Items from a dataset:
--
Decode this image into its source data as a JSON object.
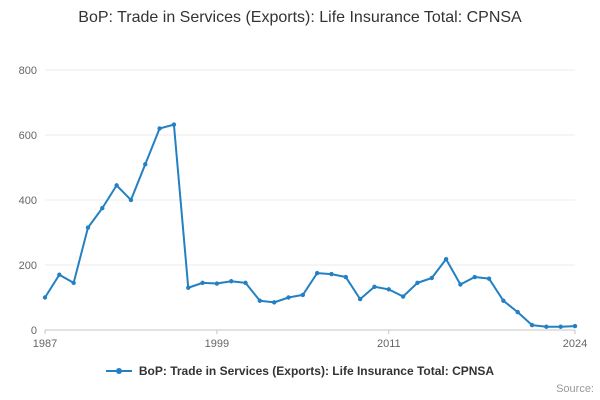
{
  "header": {
    "title": "BoP: Trade in Services (Exports): Life Insurance Total: CPNSA"
  },
  "legend": {
    "label": "BoP: Trade in Services (Exports): Life Insurance Total: CPNSA"
  },
  "footer": {
    "source_label": "Source:"
  },
  "colors": {
    "line": "#2380c3",
    "grid": "#ebebeb",
    "axis": "#c6c6c6",
    "tick_label": "#666666",
    "title_text": "#333333"
  },
  "chart_data": {
    "type": "line",
    "title": "BoP: Trade in Services (Exports): Life Insurance Total: CPNSA",
    "xlabel": "",
    "ylabel": "",
    "ylim": [
      0,
      800
    ],
    "yticks": [
      0,
      200,
      400,
      600,
      800
    ],
    "xticks": [
      1987,
      1999,
      2011,
      2024
    ],
    "grid": true,
    "legend_position": "bottom",
    "series": [
      {
        "name": "BoP: Trade in Services (Exports): Life Insurance Total: CPNSA",
        "color": "#2380c3",
        "x": [
          1987,
          1988,
          1989,
          1990,
          1991,
          1992,
          1993,
          1994,
          1995,
          1996,
          1997,
          1998,
          1999,
          2000,
          2001,
          2002,
          2003,
          2004,
          2005,
          2006,
          2007,
          2008,
          2009,
          2010,
          2011,
          2012,
          2013,
          2014,
          2015,
          2016,
          2017,
          2018,
          2019,
          2020,
          2021,
          2022,
          2023,
          2024
        ],
        "values": [
          100,
          170,
          145,
          315,
          375,
          445,
          400,
          510,
          620,
          632,
          130,
          145,
          143,
          150,
          145,
          90,
          85,
          100,
          108,
          175,
          172,
          163,
          95,
          133,
          125,
          103,
          145,
          160,
          218,
          140,
          163,
          158,
          90,
          55,
          15,
          10,
          10,
          12
        ]
      }
    ]
  }
}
--
• [YOUR INSTRUCTIONS]: Tally the lines of the data that hold the string "Trade". Answer with the number and nothing more.

• [RESULT]: 4